## What this task involves:
Read the lines below and count those that have the word "dist". Respond with the number only.

(Data excerpts)
────────────────────────────────────────

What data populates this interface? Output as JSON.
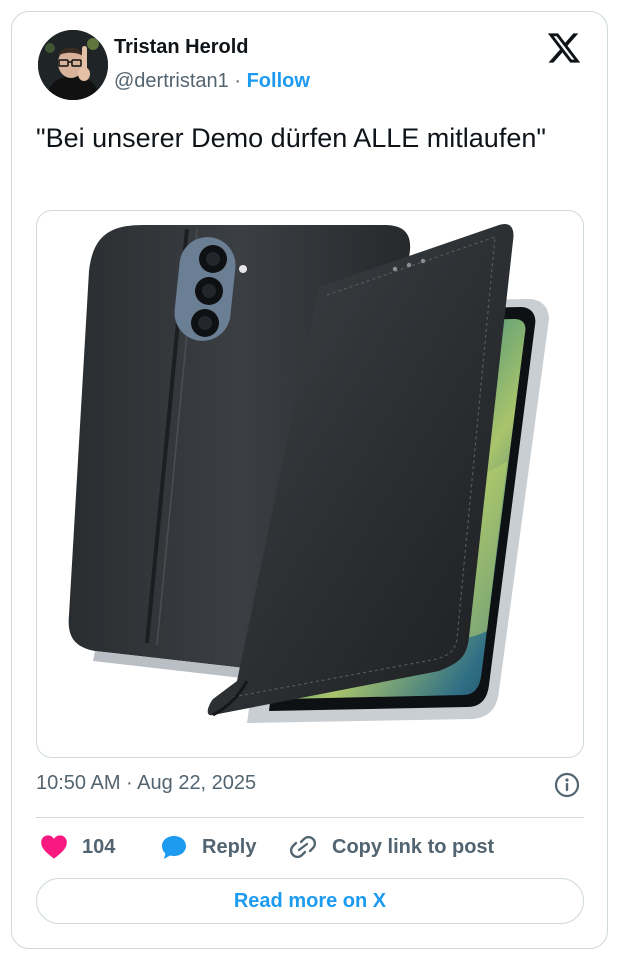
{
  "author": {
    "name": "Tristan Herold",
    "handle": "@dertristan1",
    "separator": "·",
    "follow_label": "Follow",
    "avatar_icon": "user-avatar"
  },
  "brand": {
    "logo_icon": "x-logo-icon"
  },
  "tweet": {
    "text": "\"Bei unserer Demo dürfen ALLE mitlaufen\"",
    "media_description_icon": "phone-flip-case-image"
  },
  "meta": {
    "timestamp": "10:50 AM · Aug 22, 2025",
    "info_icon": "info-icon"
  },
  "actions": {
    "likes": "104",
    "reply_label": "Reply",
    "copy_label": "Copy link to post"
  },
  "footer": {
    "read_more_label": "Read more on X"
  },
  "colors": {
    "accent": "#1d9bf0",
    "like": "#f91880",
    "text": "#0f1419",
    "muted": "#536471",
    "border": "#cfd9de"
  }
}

────────────────────────────────────────

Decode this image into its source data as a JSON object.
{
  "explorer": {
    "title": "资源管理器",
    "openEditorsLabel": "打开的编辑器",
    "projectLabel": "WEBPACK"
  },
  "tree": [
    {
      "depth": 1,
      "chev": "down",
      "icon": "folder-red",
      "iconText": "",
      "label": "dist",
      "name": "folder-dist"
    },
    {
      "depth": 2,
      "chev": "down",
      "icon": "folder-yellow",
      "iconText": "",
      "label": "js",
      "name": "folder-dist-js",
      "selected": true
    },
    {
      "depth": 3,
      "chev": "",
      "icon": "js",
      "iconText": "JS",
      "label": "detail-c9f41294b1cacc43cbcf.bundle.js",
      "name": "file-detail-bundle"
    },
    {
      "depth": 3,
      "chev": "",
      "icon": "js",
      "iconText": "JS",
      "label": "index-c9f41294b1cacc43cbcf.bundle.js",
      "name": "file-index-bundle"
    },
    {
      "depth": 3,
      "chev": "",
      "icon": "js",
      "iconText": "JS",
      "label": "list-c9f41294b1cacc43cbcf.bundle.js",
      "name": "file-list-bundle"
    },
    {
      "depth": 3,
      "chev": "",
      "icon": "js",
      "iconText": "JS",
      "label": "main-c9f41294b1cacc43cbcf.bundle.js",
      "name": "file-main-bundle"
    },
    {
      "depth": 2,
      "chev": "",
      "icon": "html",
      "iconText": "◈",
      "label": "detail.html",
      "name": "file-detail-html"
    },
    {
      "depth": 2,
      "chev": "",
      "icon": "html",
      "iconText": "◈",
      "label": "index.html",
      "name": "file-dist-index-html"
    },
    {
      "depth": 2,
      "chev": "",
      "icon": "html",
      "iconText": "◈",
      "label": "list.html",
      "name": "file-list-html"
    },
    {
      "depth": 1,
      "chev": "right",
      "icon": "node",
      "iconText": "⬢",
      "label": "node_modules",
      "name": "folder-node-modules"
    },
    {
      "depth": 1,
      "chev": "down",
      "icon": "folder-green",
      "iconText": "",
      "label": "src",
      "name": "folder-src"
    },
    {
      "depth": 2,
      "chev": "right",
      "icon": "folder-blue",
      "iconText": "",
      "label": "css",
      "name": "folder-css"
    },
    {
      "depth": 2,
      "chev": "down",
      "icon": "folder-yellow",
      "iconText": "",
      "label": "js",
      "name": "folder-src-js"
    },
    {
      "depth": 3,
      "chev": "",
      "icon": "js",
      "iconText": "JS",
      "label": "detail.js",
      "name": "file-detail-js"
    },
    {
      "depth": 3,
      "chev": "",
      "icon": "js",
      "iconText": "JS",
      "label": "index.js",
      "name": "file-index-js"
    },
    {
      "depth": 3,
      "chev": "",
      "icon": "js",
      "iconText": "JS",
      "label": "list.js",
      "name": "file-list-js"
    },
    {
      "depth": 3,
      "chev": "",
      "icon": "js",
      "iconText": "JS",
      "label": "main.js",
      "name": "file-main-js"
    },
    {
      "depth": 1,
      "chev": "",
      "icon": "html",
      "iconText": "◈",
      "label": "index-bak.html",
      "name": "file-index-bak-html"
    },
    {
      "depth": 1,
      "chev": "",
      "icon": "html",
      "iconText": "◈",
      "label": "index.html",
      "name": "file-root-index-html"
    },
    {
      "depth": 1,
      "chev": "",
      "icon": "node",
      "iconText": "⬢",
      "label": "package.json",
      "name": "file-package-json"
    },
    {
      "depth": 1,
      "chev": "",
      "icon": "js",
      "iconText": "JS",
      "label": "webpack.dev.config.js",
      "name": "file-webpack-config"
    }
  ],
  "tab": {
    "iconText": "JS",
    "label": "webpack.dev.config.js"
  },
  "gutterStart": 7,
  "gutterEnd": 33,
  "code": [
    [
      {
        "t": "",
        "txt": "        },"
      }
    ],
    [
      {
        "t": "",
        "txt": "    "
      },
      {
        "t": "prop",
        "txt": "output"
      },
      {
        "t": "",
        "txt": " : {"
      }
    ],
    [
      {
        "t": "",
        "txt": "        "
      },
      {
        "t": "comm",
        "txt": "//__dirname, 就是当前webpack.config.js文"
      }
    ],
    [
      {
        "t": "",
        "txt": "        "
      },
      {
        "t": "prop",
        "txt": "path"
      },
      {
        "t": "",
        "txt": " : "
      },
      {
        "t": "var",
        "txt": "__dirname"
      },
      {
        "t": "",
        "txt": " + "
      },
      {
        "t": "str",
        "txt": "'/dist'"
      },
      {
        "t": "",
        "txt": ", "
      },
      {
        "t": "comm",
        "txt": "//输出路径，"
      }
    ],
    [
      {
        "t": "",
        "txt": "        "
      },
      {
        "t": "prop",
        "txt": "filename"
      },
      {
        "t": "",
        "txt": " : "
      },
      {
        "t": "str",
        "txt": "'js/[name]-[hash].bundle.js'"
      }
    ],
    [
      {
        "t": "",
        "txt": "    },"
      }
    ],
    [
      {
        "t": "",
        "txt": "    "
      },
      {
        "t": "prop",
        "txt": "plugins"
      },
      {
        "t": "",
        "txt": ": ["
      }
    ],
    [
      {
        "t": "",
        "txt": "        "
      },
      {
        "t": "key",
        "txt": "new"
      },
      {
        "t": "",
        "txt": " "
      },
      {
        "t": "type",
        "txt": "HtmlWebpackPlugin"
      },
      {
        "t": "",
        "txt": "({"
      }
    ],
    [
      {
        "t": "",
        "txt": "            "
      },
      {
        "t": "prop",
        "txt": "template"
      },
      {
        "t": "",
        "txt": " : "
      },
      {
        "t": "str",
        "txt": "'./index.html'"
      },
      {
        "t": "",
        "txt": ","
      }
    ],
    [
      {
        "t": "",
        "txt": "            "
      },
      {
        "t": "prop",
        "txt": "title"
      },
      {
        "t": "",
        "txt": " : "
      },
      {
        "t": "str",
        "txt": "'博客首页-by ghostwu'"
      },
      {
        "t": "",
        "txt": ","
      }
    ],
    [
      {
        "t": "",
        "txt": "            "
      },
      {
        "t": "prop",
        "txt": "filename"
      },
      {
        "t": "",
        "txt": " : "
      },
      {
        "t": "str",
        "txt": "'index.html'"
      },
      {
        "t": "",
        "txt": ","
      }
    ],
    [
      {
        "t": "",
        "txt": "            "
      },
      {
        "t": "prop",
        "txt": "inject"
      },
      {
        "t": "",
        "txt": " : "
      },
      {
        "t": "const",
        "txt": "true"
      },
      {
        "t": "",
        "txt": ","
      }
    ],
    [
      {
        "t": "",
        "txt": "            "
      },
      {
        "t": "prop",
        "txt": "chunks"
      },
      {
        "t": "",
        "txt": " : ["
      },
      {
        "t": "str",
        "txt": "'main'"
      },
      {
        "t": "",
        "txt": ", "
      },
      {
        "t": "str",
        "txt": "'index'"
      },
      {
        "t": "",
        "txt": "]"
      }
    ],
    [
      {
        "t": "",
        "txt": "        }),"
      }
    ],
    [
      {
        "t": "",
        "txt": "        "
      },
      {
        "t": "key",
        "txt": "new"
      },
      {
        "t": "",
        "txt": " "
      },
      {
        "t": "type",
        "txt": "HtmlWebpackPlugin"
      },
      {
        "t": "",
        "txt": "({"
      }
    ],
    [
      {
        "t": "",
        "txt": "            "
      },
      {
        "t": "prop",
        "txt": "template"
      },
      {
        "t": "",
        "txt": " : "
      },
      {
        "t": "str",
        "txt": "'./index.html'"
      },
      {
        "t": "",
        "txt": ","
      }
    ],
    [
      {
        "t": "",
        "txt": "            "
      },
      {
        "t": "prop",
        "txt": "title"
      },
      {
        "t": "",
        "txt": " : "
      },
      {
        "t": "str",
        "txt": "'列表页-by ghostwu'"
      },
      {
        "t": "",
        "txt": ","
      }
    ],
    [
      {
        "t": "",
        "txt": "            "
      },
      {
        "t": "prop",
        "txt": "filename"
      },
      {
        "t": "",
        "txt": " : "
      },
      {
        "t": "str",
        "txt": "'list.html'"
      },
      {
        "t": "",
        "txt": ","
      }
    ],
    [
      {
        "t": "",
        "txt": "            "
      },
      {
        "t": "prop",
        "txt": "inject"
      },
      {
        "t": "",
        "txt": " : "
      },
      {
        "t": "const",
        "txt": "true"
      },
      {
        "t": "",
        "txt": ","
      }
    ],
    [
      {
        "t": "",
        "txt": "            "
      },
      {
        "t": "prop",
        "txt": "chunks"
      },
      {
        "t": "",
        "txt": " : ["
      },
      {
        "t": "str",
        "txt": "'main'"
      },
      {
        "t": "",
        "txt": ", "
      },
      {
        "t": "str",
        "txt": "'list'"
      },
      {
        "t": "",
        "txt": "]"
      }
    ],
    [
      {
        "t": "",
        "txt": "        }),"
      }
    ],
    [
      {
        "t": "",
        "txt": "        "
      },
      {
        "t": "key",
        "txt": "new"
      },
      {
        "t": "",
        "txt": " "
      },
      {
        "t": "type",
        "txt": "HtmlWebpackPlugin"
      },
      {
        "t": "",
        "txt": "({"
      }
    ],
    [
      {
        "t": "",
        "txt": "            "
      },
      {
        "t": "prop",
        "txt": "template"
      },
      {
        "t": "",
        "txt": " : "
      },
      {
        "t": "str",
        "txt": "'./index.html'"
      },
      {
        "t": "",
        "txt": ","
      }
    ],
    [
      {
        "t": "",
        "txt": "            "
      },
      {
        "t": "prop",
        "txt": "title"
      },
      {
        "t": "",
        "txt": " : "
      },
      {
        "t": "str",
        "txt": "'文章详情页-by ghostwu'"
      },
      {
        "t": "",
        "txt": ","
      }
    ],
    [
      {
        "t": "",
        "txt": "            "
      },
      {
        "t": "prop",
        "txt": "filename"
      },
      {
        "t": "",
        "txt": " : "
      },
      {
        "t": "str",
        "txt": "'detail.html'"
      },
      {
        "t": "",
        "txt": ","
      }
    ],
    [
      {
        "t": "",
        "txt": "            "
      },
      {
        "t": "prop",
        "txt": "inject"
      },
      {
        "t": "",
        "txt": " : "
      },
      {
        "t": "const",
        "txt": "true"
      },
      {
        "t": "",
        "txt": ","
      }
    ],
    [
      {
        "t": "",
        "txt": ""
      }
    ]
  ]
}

────────────────────────────────────────

## Response:
5